[EXERCISE DATA]
== == ==
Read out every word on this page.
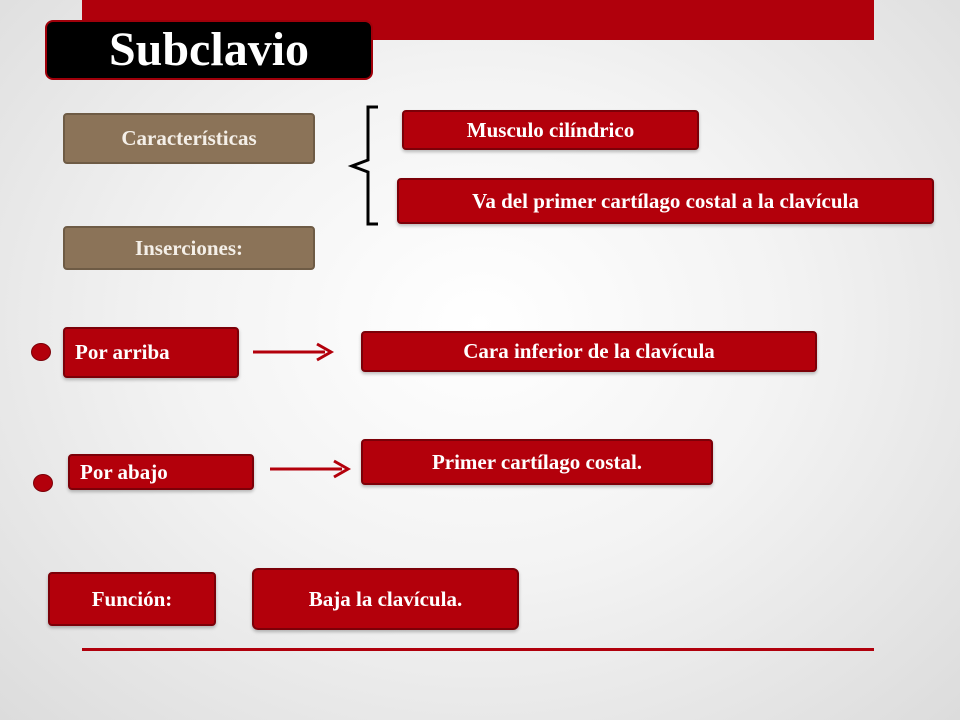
Subclavio
Características	Musculo cilíndrico
Va del primer cartílago costal a la clavícula
Inserciones:
Por arriba	Cara inferior de la clavícula
Por abajo	Primer cartílago costal.
Función:	Baja la clavícula.
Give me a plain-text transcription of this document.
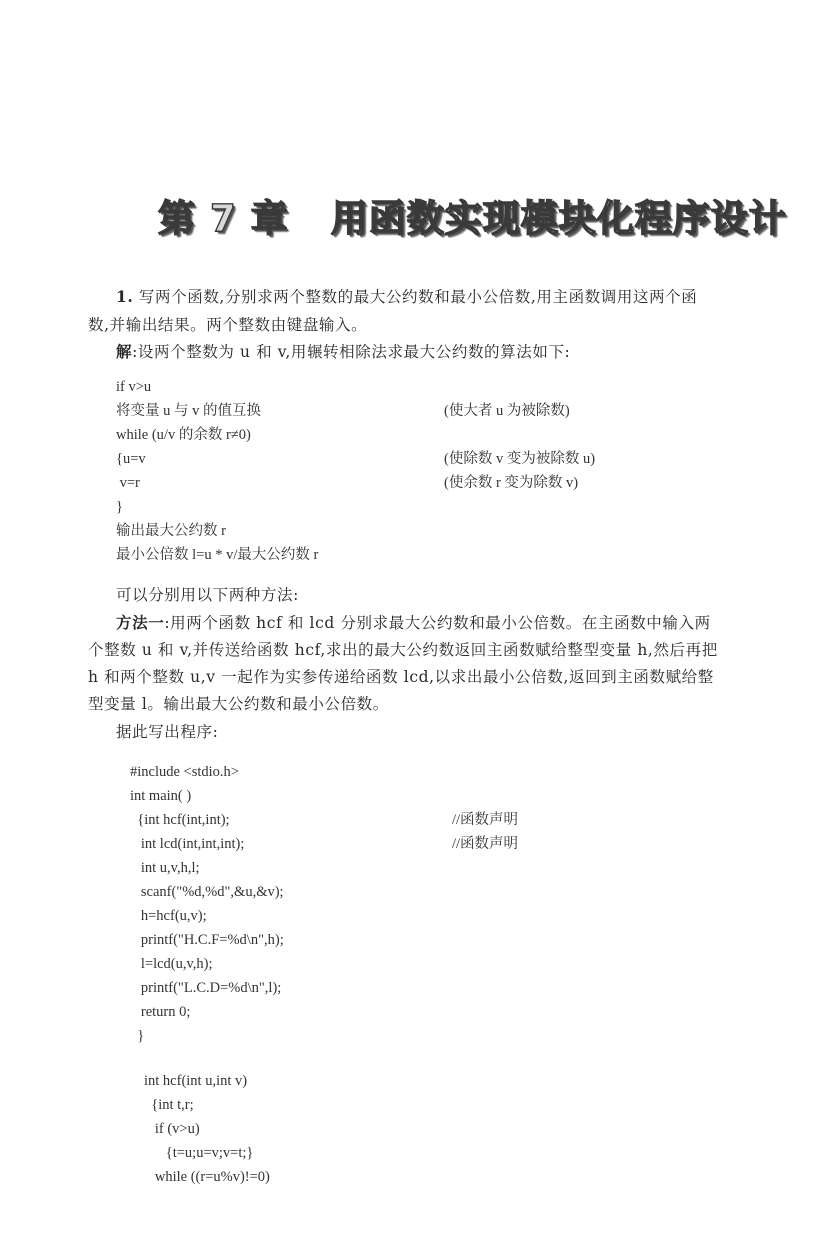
第 7 章 用函数实现模块化程序设计
1. 写两个函数,分别求两个整数的最大公约数和最小公倍数,用主函数调用这两个函
数,并输出结果。两个整数由键盘输入。
解:设两个整数为 u 和 v,用辗转相除法求最大公约数的算法如下:
if v>u
将变量 u 与 v 的值互换
while (u/v 的余数 r≠0)
{u=v
v=r
}
输出最大公约数 r
最小公倍数 l=u * v/最大公约数 r
(使大者 u 为被除数)
(使除数 v 变为被除数 u)
(使余数 r 变为除数 v)
可以分别用以下两种方法:
方法一:用两个函数 hcf 和 lcd 分别求最大公约数和最小公倍数。在主函数中输入两
个整数 u 和 v,并传送给函数 hcf,求出的最大公约数返回主函数赋给整型变量 h,然后再把
h 和两个整数 u,v 一起作为实参传递给函数 lcd,以求出最小公倍数,返回到主函数赋给整
型变量 l。输出最大公约数和最小公倍数。
据此写出程序:
#include <stdio.h>
int main( )
{int hcf(int,int);
int lcd(int,int,int);
int u,v,h,l;
scanf("%d,%d",&u,&v);
h=hcf(u,v);
printf("H.C.F=%d\n",h);
l=lcd(u,v,h);
printf("L.C.D=%d\n",l);
return 0;
}
int hcf(int u,int v)
{int t,r;
if (v>u)
{t=u;u=v;v=t;}
while ((r=u%v)!=0)
//函数声明
//函数声明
== == ==
[DIRECTIONS]
Print the records above exactly as they stand, but leave out the pictures.

[FINISHED EXERCISE]
Read out every word on this page.
Subclavio
Características	Musculo cilíndrico
Va del primer cartílago costal a la clavícula
Inserciones:
Por arriba	Cara inferior de la clavícula
Por abajo	Primer cartílago costal.
Función:	Baja la clavícula.
Give me a plain-text transcription of this document.
第 7 章 用函数实现模块化程序设计
1. 写两个函数,分别求两个整数的最大公约数和最小公倍数,用主函数调用这两个函
数,并输出结果。两个整数由键盘输入。
解:设两个整数为 u 和 v,用辗转相除法求最大公约数的算法如下:
if v>u
将变量 u 与 v 的值互换
while (u/v 的余数 r≠0)
{u=v
v=r
}
输出最大公约数 r
最小公倍数 l=u * v/最大公约数 r
(使大者 u 为被除数)
(使除数 v 变为被除数 u)
(使余数 r 变为除数 v)
可以分别用以下两种方法:
方法一:用两个函数 hcf 和 lcd 分别求最大公约数和最小公倍数。在主函数中输入两
个整数 u 和 v,并传送给函数 hcf,求出的最大公约数返回主函数赋给整型变量 h,然后再把
h 和两个整数 u,v 一起作为实参传递给函数 lcd,以求出最小公倍数,返回到主函数赋给整
型变量 l。输出最大公约数和最小公倍数。
据此写出程序:
#include <stdio.h>
int main( )
{int hcf(int,int);
int lcd(int,int,int);
int u,v,h,l;
scanf("%d,%d",&u,&v);
h=hcf(u,v);
printf("H.C.F=%d\n",h);
l=lcd(u,v,h);
printf("L.C.D=%d\n",l);
return 0;
}
int hcf(int u,int v)
{int t,r;
if (v>u)
{t=u;u=v;v=t;}
while ((r=u%v)!=0)
//函数声明
//函数声明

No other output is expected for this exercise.